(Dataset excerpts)

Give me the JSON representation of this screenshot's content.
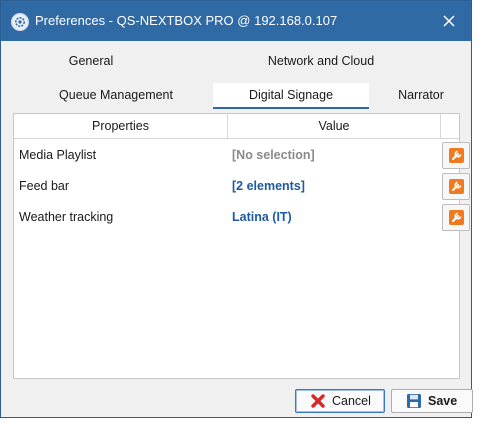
{
  "window": {
    "title": "Preferences - QS-NEXTBOX PRO @ 192.168.0.107"
  },
  "tabs": {
    "general": "General",
    "network": "Network and Cloud",
    "queue": "Queue Management",
    "signage": "Digital Signage",
    "narrator": "Narrator",
    "active": "Digital Signage"
  },
  "grid": {
    "col_properties": "Properties",
    "col_value": "Value",
    "rows": [
      {
        "property": "Media Playlist",
        "value": "[No selection]",
        "value_style": "muted"
      },
      {
        "property": "Feed bar",
        "value": "[2 elements]",
        "value_style": "link"
      },
      {
        "property": "Weather tracking",
        "value": "Latina (IT)",
        "value_style": "link"
      }
    ]
  },
  "buttons": {
    "cancel": "Cancel",
    "save": "Save"
  },
  "colors": {
    "titlebar": "#2f6aa5",
    "accent_blue": "#1e5aa0",
    "edit_orange": "#f07a1f",
    "cancel_red": "#d42a2a"
  },
  "icons": {
    "app": "gear-icon",
    "close": "close-icon",
    "edit": "wrench-icon",
    "cancel": "x-icon",
    "save": "floppy-disk-icon"
  }
}
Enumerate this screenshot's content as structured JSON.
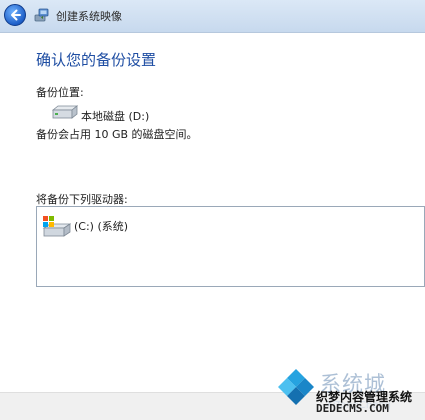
{
  "window": {
    "title": "创建系统映像"
  },
  "main": {
    "heading": "确认您的备份设置",
    "backup_location_label": "备份位置:",
    "drive_name": "本地磁盘 (D:)",
    "space_note": "备份会占用 10 GB 的磁盘空间。",
    "drives_label": "将备份下列驱动器:",
    "drives": [
      {
        "label": "(C:) (系统)"
      }
    ]
  },
  "watermark": {
    "brand_text": "系统城",
    "site_name_cn": "织梦内容管理系统",
    "url": "DEDECMS.COM",
    "faint_text": "XiTongCheng"
  },
  "colors": {
    "accent": "#1f4ea3",
    "titlebar": "#c7d9ee"
  },
  "icons": [
    "back-arrow-icon",
    "system-image-icon",
    "hard-drive-icon",
    "windows-drive-icon",
    "watermark-logo-icon"
  ]
}
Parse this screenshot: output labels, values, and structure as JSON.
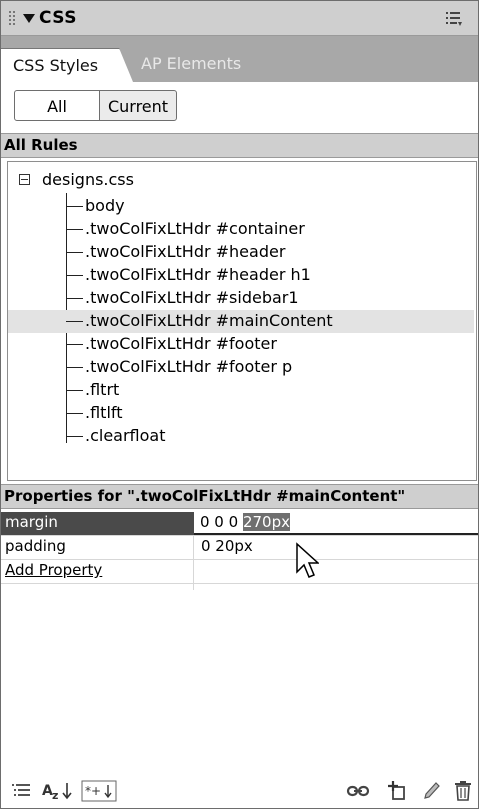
{
  "panel": {
    "title": "CSS",
    "tabs": [
      "CSS Styles",
      "AP Elements"
    ],
    "toggle": {
      "all": "All",
      "current": "Current"
    }
  },
  "rules": {
    "header": "All Rules",
    "root": "designs.css",
    "items": [
      "body",
      ".twoColFixLtHdr #container",
      ".twoColFixLtHdr #header",
      ".twoColFixLtHdr #header h1",
      ".twoColFixLtHdr #sidebar1",
      ".twoColFixLtHdr #mainContent",
      ".twoColFixLtHdr #footer",
      ".twoColFixLtHdr #footer p",
      ".fltrt",
      ".fltlft",
      ".clearfloat"
    ],
    "selected_index": 5
  },
  "properties": {
    "header": "Properties for \".twoColFixLtHdr #mainContent\"",
    "rows": [
      {
        "name": "margin",
        "value_plain": "0 0 0 ",
        "value_selected": "270px"
      },
      {
        "name": "padding",
        "value": "0 20px"
      }
    ],
    "add_property": "Add Property"
  },
  "icons": {
    "title_menu": "options-menu-icon",
    "bottom_left": [
      "category-view-icon",
      "alphabetical-view-icon",
      "set-properties-view-icon"
    ],
    "bottom_right": [
      "attach-stylesheet-icon",
      "new-css-rule-icon",
      "edit-style-icon",
      "delete-css-rule-icon"
    ]
  }
}
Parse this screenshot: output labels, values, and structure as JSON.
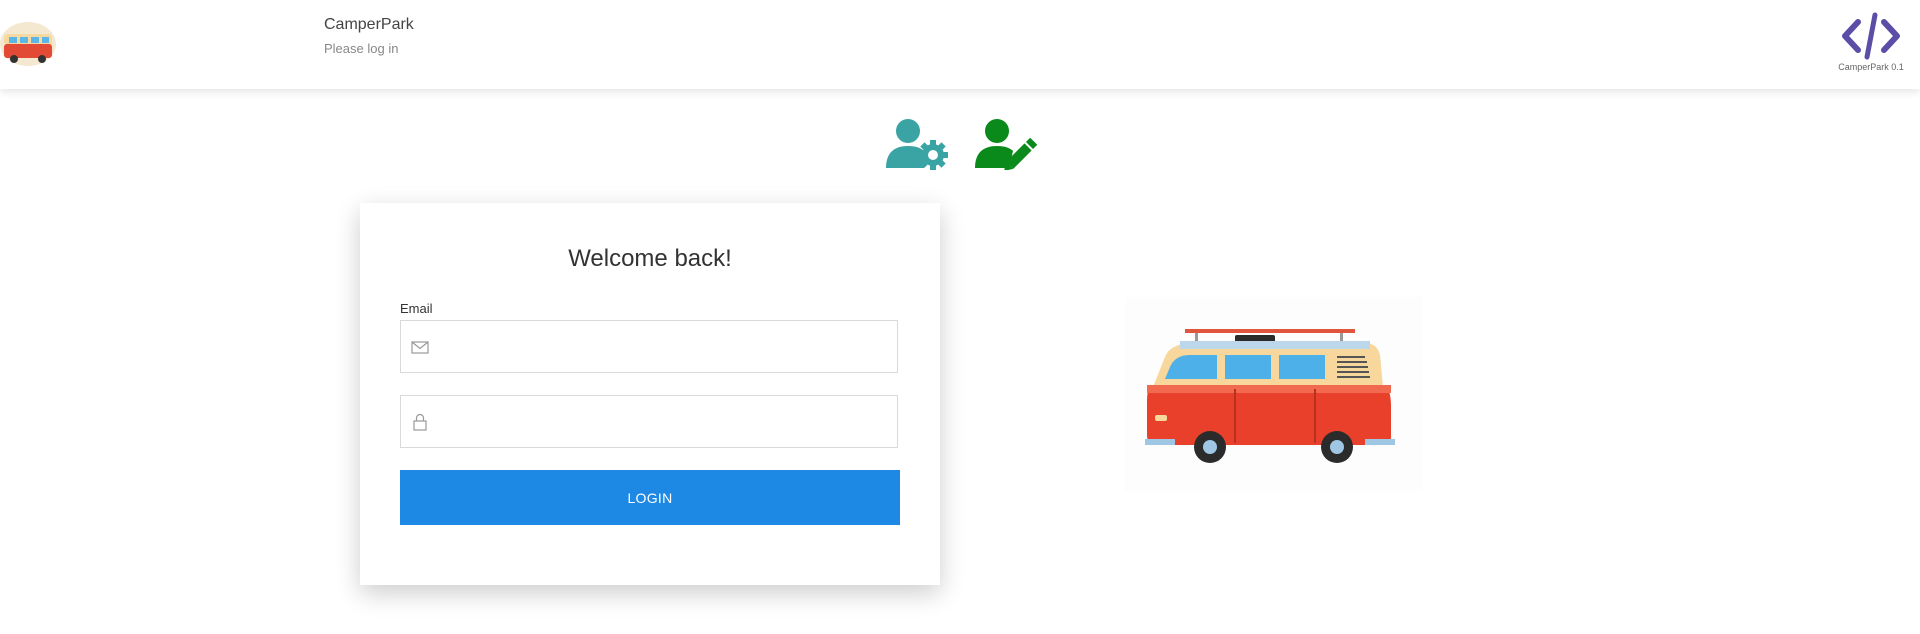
{
  "header": {
    "app_name": "CamperPark",
    "subtitle": "Please log in",
    "brand_version": "CamperPark 0.1"
  },
  "roles": [
    {
      "name": "admin",
      "icon": "user-gear-icon",
      "color": "#3aa3a3"
    },
    {
      "name": "editor",
      "icon": "user-pen-icon",
      "color": "#0a8a1a"
    }
  ],
  "login": {
    "title": "Welcome back!",
    "email_label": "Email",
    "email_value": "",
    "password_value": "",
    "button_label": "LOGIN",
    "email_icon": "envelope-icon",
    "password_icon": "lock-icon"
  },
  "colors": {
    "primary": "#1e88e5",
    "brand": "#5b4ea6",
    "van_body": "#e8402a",
    "van_top": "#f7d79b"
  }
}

* EXERCISE
Pick out the lines that contain "twoColFixLtHdr" and copy them.

* FULL ANSWER
      ".twoColFixLtHdr #container",
      ".twoColFixLtHdr #header",
      ".twoColFixLtHdr #header h1",
      ".twoColFixLtHdr #sidebar1",
      ".twoColFixLtHdr #mainContent",
      ".twoColFixLtHdr #footer",
      ".twoColFixLtHdr #footer p",
    "header": "Properties for \".twoColFixLtHdr #mainContent\"",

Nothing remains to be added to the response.